* **Task input**
····················
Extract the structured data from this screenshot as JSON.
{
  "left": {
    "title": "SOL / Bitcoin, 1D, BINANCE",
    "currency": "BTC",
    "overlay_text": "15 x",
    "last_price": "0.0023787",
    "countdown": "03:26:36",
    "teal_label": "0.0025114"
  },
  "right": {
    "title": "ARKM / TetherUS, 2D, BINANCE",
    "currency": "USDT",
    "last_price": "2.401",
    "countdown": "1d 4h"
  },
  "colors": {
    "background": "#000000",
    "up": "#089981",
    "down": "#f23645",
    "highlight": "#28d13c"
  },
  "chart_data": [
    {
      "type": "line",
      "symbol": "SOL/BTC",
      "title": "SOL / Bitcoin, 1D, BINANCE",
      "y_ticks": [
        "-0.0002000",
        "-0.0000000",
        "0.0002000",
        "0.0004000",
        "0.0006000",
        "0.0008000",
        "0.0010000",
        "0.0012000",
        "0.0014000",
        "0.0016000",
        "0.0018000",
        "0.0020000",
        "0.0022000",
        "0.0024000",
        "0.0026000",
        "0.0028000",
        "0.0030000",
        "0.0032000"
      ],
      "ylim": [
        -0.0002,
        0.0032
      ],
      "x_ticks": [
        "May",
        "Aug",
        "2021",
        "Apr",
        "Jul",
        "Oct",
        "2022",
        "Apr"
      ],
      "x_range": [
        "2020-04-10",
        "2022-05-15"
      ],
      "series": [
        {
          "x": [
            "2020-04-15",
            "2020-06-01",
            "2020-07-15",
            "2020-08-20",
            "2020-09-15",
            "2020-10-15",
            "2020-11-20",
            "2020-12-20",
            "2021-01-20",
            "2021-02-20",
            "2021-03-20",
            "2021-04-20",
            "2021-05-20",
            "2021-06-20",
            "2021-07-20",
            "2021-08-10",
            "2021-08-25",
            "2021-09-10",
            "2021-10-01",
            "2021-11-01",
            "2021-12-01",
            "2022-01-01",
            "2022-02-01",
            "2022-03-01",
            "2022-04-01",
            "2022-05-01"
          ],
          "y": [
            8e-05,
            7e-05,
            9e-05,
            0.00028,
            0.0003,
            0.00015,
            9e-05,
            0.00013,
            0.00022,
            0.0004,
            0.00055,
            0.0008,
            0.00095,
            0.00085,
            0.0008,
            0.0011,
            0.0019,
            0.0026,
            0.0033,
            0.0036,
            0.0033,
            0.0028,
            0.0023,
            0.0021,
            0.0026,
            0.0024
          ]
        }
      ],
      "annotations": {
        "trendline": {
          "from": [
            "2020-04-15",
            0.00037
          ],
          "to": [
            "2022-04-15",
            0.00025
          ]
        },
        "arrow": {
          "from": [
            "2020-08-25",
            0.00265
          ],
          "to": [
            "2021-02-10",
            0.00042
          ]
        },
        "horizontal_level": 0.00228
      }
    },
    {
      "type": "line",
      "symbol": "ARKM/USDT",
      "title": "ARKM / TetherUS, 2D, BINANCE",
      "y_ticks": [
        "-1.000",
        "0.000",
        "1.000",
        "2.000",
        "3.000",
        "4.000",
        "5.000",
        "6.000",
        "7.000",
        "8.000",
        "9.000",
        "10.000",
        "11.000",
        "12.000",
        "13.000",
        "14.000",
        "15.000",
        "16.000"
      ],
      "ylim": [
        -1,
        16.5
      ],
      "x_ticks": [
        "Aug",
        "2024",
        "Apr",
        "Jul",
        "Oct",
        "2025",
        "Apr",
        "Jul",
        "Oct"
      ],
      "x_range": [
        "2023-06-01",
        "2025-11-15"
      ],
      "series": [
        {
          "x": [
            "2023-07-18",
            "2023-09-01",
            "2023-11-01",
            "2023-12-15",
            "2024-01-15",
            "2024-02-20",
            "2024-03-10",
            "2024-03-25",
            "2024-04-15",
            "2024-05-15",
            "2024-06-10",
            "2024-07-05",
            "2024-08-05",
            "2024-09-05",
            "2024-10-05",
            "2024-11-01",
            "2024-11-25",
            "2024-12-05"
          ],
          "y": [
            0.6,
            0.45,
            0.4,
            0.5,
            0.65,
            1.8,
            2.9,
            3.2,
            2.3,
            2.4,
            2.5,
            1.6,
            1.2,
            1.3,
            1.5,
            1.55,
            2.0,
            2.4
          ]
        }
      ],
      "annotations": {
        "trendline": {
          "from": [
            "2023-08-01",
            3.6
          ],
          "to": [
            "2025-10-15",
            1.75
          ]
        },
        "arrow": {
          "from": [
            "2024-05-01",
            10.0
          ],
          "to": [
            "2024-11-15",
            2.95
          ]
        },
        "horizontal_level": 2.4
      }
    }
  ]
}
····················
* **What the task asks**
Find the lines containing "title" and pull them out.

* **The solution**
    "title": "SOL / Bitcoin, 1D, BINANCE",
    "title": "ARKM / TetherUS, 2D, BINANCE",
      "title": "SOL / Bitcoin, 1D, BINANCE",
      "title": "ARKM / TetherUS, 2D, BINANCE",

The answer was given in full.